WHAT TO WORK ON: Restate, word for word, every line of the data.

TASK DATA:

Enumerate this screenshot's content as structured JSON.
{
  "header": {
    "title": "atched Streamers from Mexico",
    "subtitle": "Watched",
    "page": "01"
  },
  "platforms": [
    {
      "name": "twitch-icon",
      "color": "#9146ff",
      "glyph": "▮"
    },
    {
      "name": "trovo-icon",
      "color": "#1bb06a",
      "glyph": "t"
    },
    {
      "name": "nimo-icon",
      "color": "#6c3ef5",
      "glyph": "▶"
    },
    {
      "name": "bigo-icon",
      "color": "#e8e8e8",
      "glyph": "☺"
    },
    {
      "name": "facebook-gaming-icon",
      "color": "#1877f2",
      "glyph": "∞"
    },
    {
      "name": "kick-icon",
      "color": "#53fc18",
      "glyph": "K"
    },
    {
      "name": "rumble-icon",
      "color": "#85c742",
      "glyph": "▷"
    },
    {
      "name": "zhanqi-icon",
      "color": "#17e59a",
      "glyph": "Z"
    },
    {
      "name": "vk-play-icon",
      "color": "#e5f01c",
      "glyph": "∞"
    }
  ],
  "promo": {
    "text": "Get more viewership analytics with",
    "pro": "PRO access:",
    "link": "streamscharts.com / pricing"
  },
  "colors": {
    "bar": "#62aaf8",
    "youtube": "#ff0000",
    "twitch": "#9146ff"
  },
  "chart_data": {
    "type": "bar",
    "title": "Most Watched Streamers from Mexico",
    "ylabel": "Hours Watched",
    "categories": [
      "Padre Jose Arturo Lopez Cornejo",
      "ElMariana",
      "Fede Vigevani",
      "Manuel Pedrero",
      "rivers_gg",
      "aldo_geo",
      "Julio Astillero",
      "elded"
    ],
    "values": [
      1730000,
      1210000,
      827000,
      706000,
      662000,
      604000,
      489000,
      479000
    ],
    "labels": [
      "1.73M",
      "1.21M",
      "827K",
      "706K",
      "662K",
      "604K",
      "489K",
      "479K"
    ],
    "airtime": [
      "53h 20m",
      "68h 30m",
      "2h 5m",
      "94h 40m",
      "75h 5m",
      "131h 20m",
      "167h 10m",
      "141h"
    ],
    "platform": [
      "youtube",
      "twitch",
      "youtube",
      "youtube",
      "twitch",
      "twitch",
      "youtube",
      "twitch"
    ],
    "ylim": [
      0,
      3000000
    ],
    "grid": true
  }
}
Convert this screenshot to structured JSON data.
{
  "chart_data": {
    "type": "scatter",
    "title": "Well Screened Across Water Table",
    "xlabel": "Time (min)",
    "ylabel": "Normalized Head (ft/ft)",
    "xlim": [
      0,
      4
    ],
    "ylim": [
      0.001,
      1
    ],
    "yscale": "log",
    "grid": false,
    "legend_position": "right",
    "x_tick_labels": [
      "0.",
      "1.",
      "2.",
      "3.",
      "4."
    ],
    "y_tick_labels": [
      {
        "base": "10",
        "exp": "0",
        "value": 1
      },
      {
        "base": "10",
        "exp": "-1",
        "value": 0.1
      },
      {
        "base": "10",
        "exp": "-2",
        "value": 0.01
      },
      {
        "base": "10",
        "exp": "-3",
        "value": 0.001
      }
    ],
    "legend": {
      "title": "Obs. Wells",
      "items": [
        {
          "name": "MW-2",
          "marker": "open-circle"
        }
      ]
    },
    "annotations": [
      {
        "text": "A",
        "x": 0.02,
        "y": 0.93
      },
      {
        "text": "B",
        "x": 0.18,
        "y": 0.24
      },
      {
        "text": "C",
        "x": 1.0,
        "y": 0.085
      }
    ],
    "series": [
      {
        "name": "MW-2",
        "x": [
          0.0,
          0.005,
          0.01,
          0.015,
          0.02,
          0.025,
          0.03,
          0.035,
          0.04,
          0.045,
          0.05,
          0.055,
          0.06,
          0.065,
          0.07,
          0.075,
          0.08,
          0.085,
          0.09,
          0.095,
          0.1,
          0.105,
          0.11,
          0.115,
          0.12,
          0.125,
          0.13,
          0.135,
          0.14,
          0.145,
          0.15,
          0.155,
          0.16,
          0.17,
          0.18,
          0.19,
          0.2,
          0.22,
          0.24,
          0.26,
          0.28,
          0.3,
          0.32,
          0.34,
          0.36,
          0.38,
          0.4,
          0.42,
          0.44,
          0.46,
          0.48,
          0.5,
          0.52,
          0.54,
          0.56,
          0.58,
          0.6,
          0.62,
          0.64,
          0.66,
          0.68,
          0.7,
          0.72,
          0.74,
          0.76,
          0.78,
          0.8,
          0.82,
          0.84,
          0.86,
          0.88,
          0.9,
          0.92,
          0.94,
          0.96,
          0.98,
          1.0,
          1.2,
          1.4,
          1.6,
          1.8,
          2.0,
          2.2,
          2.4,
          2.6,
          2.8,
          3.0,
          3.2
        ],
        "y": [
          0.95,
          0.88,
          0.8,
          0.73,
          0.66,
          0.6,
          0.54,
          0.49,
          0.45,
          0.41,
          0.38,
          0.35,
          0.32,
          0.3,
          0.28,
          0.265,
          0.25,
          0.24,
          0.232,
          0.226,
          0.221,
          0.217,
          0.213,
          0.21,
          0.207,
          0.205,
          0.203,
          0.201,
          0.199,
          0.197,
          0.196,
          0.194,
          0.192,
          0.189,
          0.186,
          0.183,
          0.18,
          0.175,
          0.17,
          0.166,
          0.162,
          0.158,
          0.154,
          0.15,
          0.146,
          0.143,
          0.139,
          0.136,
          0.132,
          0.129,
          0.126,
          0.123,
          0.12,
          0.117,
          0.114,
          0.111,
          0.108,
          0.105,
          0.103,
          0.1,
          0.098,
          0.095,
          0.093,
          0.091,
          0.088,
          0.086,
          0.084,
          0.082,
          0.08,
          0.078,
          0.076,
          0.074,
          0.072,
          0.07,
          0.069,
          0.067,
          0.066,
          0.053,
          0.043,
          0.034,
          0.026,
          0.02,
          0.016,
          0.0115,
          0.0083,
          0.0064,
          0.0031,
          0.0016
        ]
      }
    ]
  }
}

SOLVED PROBLEM:
Enumerate this screenshot's content as structured JSON.
{
  "header": {
    "title": "atched Streamers from Mexico",
    "subtitle": "Watched",
    "page": "01"
  },
  "platforms": [
    {
      "name": "twitch-icon",
      "color": "#9146ff",
      "glyph": "▮"
    },
    {
      "name": "trovo-icon",
      "color": "#1bb06a",
      "glyph": "t"
    },
    {
      "name": "nimo-icon",
      "color": "#6c3ef5",
      "glyph": "▶"
    },
    {
      "name": "bigo-icon",
      "color": "#e8e8e8",
      "glyph": "☺"
    },
    {
      "name": "facebook-gaming-icon",
      "color": "#1877f2",
      "glyph": "∞"
    },
    {
      "name": "kick-icon",
      "color": "#53fc18",
      "glyph": "K"
    },
    {
      "name": "rumble-icon",
      "color": "#85c742",
      "glyph": "▷"
    },
    {
      "name": "zhanqi-icon",
      "color": "#17e59a",
      "glyph": "Z"
    },
    {
      "name": "vk-play-icon",
      "color": "#e5f01c",
      "glyph": "∞"
    }
  ],
  "promo": {
    "text": "Get more viewership analytics with",
    "pro": "PRO access:",
    "link": "streamscharts.com / pricing"
  },
  "colors": {
    "bar": "#62aaf8",
    "youtube": "#ff0000",
    "twitch": "#9146ff"
  },
  "chart_data": {
    "type": "bar",
    "title": "Most Watched Streamers from Mexico",
    "ylabel": "Hours Watched",
    "categories": [
      "Padre Jose Arturo Lopez Cornejo",
      "ElMariana",
      "Fede Vigevani",
      "Manuel Pedrero",
      "rivers_gg",
      "aldo_geo",
      "Julio Astillero",
      "elded"
    ],
    "values": [
      1730000,
      1210000,
      827000,
      706000,
      662000,
      604000,
      489000,
      479000
    ],
    "labels": [
      "1.73M",
      "1.21M",
      "827K",
      "706K",
      "662K",
      "604K",
      "489K",
      "479K"
    ],
    "airtime": [
      "53h 20m",
      "68h 30m",
      "2h 5m",
      "94h 40m",
      "75h 5m",
      "131h 20m",
      "167h 10m",
      "141h"
    ],
    "platform": [
      "youtube",
      "twitch",
      "youtube",
      "youtube",
      "twitch",
      "twitch",
      "youtube",
      "twitch"
    ],
    "ylim": [
      0,
      3000000
    ],
    "grid": true
  }
}
Convert this screenshot to structured JSON data.
{
  "chart_data": {
    "type": "scatter",
    "title": "Well Screened Across Water Table",
    "xlabel": "Time (min)",
    "ylabel": "Normalized Head (ft/ft)",
    "xlim": [
      0,
      4
    ],
    "ylim": [
      0.001,
      1
    ],
    "yscale": "log",
    "grid": false,
    "legend_position": "right",
    "x_tick_labels": [
      "0.",
      "1.",
      "2.",
      "3.",
      "4."
    ],
    "y_tick_labels": [
      {
        "base": "10",
        "exp": "0",
        "value": 1
      },
      {
        "base": "10",
        "exp": "-1",
        "value": 0.1
      },
      {
        "base": "10",
        "exp": "-2",
        "value": 0.01
      },
      {
        "base": "10",
        "exp": "-3",
        "value": 0.001
      }
    ],
    "legend": {
      "title": "Obs. Wells",
      "items": [
        {
          "name": "MW-2",
          "marker": "open-circle"
        }
      ]
    },
    "annotations": [
      {
        "text": "A",
        "x": 0.02,
        "y": 0.93
      },
      {
        "text": "B",
        "x": 0.18,
        "y": 0.24
      },
      {
        "text": "C",
        "x": 1.0,
        "y": 0.085
      }
    ],
    "series": [
      {
        "name": "MW-2",
        "x": [
          0.0,
          0.005,
          0.01,
          0.015,
          0.02,
          0.025,
          0.03,
          0.035,
          0.04,
          0.045,
          0.05,
          0.055,
          0.06,
          0.065,
          0.07,
          0.075,
          0.08,
          0.085,
          0.09,
          0.095,
          0.1,
          0.105,
          0.11,
          0.115,
          0.12,
          0.125,
          0.13,
          0.135,
          0.14,
          0.145,
          0.15,
          0.155,
          0.16,
          0.17,
          0.18,
          0.19,
          0.2,
          0.22,
          0.24,
          0.26,
          0.28,
          0.3,
          0.32,
          0.34,
          0.36,
          0.38,
          0.4,
          0.42,
          0.44,
          0.46,
          0.48,
          0.5,
          0.52,
          0.54,
          0.56,
          0.58,
          0.6,
          0.62,
          0.64,
          0.66,
          0.68,
          0.7,
          0.72,
          0.74,
          0.76,
          0.78,
          0.8,
          0.82,
          0.84,
          0.86,
          0.88,
          0.9,
          0.92,
          0.94,
          0.96,
          0.98,
          1.0,
          1.2,
          1.4,
          1.6,
          1.8,
          2.0,
          2.2,
          2.4,
          2.6,
          2.8,
          3.0,
          3.2
        ],
        "y": [
          0.95,
          0.88,
          0.8,
          0.73,
          0.66,
          0.6,
          0.54,
          0.49,
          0.45,
          0.41,
          0.38,
          0.35,
          0.32,
          0.3,
          0.28,
          0.265,
          0.25,
          0.24,
          0.232,
          0.226,
          0.221,
          0.217,
          0.213,
          0.21,
          0.207,
          0.205,
          0.203,
          0.201,
          0.199,
          0.197,
          0.196,
          0.194,
          0.192,
          0.189,
          0.186,
          0.183,
          0.18,
          0.175,
          0.17,
          0.166,
          0.162,
          0.158,
          0.154,
          0.15,
          0.146,
          0.143,
          0.139,
          0.136,
          0.132,
          0.129,
          0.126,
          0.123,
          0.12,
          0.117,
          0.114,
          0.111,
          0.108,
          0.105,
          0.103,
          0.1,
          0.098,
          0.095,
          0.093,
          0.091,
          0.088,
          0.086,
          0.084,
          0.082,
          0.08,
          0.078,
          0.076,
          0.074,
          0.072,
          0.07,
          0.069,
          0.067,
          0.066,
          0.053,
          0.043,
          0.034,
          0.026,
          0.02,
          0.016,
          0.0115,
          0.0083,
          0.0064,
          0.0031,
          0.0016
        ]
      }
    ]
  }
}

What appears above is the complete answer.